*JOB*. From the entries that follow, gather each line holding the word "Windows".
── DATA TO PROCESS
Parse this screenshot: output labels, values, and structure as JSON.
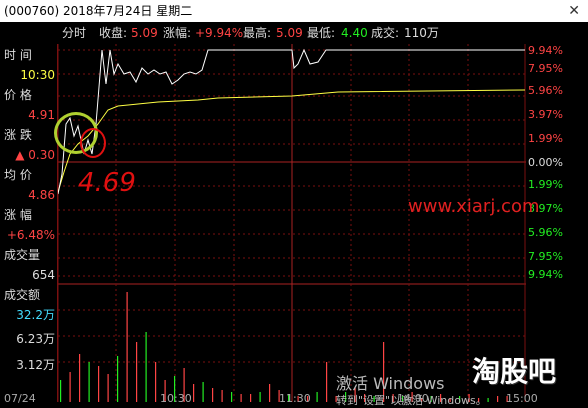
{
  "title_bar": {
    "text": "(000760) 2018年7月24日 星期二",
    "close_glyph": "✕"
  },
  "info": {
    "mode": "分时",
    "close_label": "收盘:",
    "close_value": "5.09",
    "change_label": "涨幅:",
    "change_value": "+9.94%",
    "high_label": "最高:",
    "high_value": "5.09",
    "low_label": "最低:",
    "low_value": "4.40",
    "volume_label": "成交:",
    "volume_value": "110万"
  },
  "side": {
    "time_label": "时  间",
    "time_value": "10:30",
    "price_label": "价  格",
    "price_value": "4.91",
    "change_label": "涨  跌",
    "change_value": "▲ 0.30",
    "avg_label": "均  价",
    "avg_value": "4.86",
    "pct_label": "涨  幅",
    "pct_value": "+6.48%",
    "vol_label": "成交量",
    "vol_value": "654",
    "amt_label": "成交额",
    "amt_value": "32.2万",
    "vol_axis_1": "6.23万",
    "vol_axis_2": "3.12万"
  },
  "pct_axis": [
    "9.94%",
    "7.95%",
    "5.96%",
    "3.97%",
    "1.99%",
    "0.00%",
    "1.99%",
    "3.97%",
    "5.96%",
    "7.95%",
    "9.94%"
  ],
  "time_axis": [
    "07/24",
    "10:30",
    "11:30",
    "14:00",
    "15:00"
  ],
  "watermark_site": "www.xiarj.com",
  "watermark_brand": "淘股吧",
  "windows_watermark": "激活 Windows",
  "windows_watermark_sub": "转到\"设置\"以激活 Windows。",
  "annotation_text": "4.69",
  "colors": {
    "up": "#ff4444",
    "down": "#22ee22",
    "avg": "#ffff44",
    "price": "#ffffff",
    "grid": "#7a1010"
  }
}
────
*CORRECT RESULT*.
  "windows_watermark": "激活 Windows",
  "windows_watermark_sub": "转到\"设置\"以激活 Windows。",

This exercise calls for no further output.